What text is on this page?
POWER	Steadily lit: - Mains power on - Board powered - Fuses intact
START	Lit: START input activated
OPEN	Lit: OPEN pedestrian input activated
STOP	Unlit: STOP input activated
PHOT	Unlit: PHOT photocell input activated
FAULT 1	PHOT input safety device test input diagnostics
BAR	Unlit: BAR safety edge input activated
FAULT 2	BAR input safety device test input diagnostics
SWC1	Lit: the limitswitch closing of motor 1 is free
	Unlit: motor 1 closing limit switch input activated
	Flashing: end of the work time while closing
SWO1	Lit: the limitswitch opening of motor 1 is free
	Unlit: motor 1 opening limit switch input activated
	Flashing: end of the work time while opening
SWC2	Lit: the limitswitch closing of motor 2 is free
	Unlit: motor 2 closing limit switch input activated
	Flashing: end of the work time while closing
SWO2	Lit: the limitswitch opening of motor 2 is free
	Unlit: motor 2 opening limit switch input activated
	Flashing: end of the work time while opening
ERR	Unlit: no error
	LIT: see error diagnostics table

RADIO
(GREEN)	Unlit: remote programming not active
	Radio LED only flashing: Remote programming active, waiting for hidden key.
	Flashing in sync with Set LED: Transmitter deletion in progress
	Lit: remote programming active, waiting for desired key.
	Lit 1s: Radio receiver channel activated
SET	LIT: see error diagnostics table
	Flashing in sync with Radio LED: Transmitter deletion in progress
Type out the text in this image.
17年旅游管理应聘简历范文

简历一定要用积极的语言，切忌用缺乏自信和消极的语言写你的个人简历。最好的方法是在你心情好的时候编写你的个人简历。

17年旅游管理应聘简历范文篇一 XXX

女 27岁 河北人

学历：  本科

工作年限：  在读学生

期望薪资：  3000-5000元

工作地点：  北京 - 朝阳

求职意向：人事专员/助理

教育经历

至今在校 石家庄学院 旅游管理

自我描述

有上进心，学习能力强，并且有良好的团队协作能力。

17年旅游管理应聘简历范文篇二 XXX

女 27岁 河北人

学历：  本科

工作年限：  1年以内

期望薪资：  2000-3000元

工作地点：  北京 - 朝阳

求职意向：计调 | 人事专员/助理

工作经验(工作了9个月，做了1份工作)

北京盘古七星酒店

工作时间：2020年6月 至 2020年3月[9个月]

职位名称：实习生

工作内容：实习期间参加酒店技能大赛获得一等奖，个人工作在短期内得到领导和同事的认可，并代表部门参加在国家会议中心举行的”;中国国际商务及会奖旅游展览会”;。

::::::

● **What is needed**: Your answer should consist only of the lines from the one with "Type out the text in this image." through the end of the data above, reproduced exactly.

● **The answer**:
Type out the text in this image.
17年旅游管理应聘简历范文

简历一定要用积极的语言，切忌用缺乏自信和消极的语言写你的个人简历。最好的方法是在你心情好的时候编写你的个人简历。

17年旅游管理应聘简历范文篇一 XXX

女 27岁 河北人

学历：  本科

工作年限：  在读学生

期望薪资：  3000-5000元

工作地点：  北京 - 朝阳

求职意向：人事专员/助理

教育经历

至今在校 石家庄学院 旅游管理

自我描述

有上进心，学习能力强，并且有良好的团队协作能力。

17年旅游管理应聘简历范文篇二 XXX

女 27岁 河北人

学历：  本科

工作年限：  1年以内

期望薪资：  2000-3000元

工作地点：  北京 - 朝阳

求职意向：计调 | 人事专员/助理

工作经验(工作了9个月，做了1份工作)

北京盘古七星酒店

工作时间：2020年6月 至 2020年3月[9个月]

职位名称：实习生

工作内容：实习期间参加酒店技能大赛获得一等奖，个人工作在短期内得到领导和同事的认可，并代表部门参加在国家会议中心举行的”;中国国际商务及会奖旅游展览会”;。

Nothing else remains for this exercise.